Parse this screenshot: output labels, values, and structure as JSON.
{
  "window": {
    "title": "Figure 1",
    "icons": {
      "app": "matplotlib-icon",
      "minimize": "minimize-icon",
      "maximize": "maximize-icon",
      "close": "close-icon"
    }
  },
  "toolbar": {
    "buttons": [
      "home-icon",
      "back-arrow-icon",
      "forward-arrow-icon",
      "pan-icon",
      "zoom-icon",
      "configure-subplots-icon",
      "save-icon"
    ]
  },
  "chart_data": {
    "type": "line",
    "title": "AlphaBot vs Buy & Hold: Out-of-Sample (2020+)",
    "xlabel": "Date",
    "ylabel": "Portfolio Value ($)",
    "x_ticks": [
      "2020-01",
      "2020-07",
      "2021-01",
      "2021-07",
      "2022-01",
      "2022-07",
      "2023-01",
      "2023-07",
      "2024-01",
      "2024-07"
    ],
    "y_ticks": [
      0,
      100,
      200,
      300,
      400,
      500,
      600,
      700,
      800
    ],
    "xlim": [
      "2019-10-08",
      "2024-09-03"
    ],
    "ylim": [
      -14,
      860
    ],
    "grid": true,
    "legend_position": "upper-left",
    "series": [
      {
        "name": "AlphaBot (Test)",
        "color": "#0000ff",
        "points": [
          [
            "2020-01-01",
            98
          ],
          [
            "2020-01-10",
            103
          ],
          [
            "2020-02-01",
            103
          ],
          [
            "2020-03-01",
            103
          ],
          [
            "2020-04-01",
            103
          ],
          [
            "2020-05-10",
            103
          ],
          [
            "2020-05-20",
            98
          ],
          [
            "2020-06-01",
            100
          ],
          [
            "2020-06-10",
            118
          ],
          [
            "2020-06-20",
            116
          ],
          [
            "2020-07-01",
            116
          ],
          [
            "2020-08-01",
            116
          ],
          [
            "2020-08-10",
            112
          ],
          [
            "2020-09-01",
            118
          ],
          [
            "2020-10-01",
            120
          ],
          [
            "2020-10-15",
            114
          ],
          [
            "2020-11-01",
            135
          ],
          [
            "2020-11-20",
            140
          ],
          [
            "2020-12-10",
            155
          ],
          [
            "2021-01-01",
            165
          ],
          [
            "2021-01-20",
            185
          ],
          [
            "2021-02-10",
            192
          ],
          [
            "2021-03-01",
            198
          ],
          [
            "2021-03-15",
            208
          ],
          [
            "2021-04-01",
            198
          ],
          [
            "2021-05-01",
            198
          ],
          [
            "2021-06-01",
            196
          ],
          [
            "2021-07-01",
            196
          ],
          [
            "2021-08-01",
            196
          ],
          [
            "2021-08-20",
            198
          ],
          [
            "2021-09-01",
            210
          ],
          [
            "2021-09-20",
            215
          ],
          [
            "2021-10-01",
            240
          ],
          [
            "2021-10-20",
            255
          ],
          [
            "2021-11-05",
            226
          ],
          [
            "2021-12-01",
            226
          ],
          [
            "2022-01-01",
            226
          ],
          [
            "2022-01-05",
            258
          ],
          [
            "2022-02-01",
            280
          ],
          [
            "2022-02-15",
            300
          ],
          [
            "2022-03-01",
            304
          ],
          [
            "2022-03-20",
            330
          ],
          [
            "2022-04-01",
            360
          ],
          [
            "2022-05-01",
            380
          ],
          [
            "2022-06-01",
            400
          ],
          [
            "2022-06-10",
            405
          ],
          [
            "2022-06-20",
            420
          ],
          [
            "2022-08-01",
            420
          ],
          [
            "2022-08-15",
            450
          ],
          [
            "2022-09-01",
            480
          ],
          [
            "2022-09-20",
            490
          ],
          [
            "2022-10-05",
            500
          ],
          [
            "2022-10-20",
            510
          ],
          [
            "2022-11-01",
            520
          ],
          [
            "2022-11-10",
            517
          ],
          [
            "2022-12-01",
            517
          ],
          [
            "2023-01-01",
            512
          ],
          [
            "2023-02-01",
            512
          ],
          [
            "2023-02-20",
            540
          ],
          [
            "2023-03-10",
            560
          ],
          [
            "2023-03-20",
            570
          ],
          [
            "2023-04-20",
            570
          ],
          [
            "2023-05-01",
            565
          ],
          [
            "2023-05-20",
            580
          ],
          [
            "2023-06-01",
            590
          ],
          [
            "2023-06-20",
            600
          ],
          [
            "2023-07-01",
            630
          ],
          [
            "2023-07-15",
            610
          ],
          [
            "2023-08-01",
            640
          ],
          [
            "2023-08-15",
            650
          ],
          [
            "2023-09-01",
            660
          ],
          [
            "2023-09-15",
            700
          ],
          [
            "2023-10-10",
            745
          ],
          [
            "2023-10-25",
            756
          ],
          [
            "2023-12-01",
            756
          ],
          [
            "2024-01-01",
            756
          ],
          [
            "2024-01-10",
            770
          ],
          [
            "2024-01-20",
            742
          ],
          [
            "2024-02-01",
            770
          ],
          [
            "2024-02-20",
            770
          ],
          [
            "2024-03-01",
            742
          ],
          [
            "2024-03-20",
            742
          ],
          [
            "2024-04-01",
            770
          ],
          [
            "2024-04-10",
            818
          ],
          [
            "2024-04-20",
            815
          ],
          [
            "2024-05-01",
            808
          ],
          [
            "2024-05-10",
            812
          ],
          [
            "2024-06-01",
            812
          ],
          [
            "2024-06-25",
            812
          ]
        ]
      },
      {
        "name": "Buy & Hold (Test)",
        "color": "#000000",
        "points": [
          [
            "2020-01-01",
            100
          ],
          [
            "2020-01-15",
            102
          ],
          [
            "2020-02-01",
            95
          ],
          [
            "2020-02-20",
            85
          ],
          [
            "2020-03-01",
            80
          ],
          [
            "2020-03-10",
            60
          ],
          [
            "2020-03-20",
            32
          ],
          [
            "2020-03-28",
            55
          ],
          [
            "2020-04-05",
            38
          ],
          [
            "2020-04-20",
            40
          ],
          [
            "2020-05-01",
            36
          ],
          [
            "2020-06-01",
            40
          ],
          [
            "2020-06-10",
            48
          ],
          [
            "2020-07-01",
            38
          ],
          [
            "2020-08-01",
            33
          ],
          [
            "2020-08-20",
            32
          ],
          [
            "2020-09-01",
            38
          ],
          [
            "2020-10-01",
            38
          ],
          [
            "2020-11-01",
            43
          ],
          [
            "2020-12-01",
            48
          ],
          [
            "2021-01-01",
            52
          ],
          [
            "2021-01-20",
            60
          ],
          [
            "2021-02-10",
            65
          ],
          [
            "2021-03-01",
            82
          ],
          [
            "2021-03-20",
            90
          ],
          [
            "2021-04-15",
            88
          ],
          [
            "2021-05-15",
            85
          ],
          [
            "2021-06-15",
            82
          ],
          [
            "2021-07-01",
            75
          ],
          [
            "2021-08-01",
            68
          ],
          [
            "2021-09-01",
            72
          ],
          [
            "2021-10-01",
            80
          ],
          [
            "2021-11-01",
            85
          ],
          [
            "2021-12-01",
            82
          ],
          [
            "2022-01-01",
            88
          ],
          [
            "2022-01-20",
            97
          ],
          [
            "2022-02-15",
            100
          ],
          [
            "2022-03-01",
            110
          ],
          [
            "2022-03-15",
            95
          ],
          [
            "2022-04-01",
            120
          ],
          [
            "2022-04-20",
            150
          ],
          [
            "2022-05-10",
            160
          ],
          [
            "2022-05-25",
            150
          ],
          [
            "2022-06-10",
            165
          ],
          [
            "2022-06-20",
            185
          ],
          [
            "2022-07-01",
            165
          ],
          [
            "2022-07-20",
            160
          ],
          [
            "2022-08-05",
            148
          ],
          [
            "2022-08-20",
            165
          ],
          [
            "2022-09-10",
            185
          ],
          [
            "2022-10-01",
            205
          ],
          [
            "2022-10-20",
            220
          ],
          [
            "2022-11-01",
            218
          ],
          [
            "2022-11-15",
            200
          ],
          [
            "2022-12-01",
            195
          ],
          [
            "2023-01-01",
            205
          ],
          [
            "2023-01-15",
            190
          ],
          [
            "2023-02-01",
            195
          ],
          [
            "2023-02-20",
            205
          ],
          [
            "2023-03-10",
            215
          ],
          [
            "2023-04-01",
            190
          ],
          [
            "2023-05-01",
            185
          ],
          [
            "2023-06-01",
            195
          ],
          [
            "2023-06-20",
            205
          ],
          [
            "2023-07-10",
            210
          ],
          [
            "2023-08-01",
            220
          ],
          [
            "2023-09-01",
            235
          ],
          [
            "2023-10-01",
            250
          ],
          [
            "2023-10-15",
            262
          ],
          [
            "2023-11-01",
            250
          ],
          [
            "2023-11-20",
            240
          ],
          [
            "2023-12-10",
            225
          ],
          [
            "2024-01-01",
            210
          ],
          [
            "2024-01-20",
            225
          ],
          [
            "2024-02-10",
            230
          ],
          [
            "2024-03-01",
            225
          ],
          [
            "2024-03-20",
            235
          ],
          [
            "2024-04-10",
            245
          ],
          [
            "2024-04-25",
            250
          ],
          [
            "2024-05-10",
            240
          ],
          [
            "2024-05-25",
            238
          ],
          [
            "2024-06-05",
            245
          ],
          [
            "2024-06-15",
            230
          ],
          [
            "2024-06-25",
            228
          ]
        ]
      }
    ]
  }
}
........
Only lines with the word "Test" should be collected from the material.

● Finished task
        "name": "AlphaBot (Test)",
        "name": "Buy & Hold (Test)",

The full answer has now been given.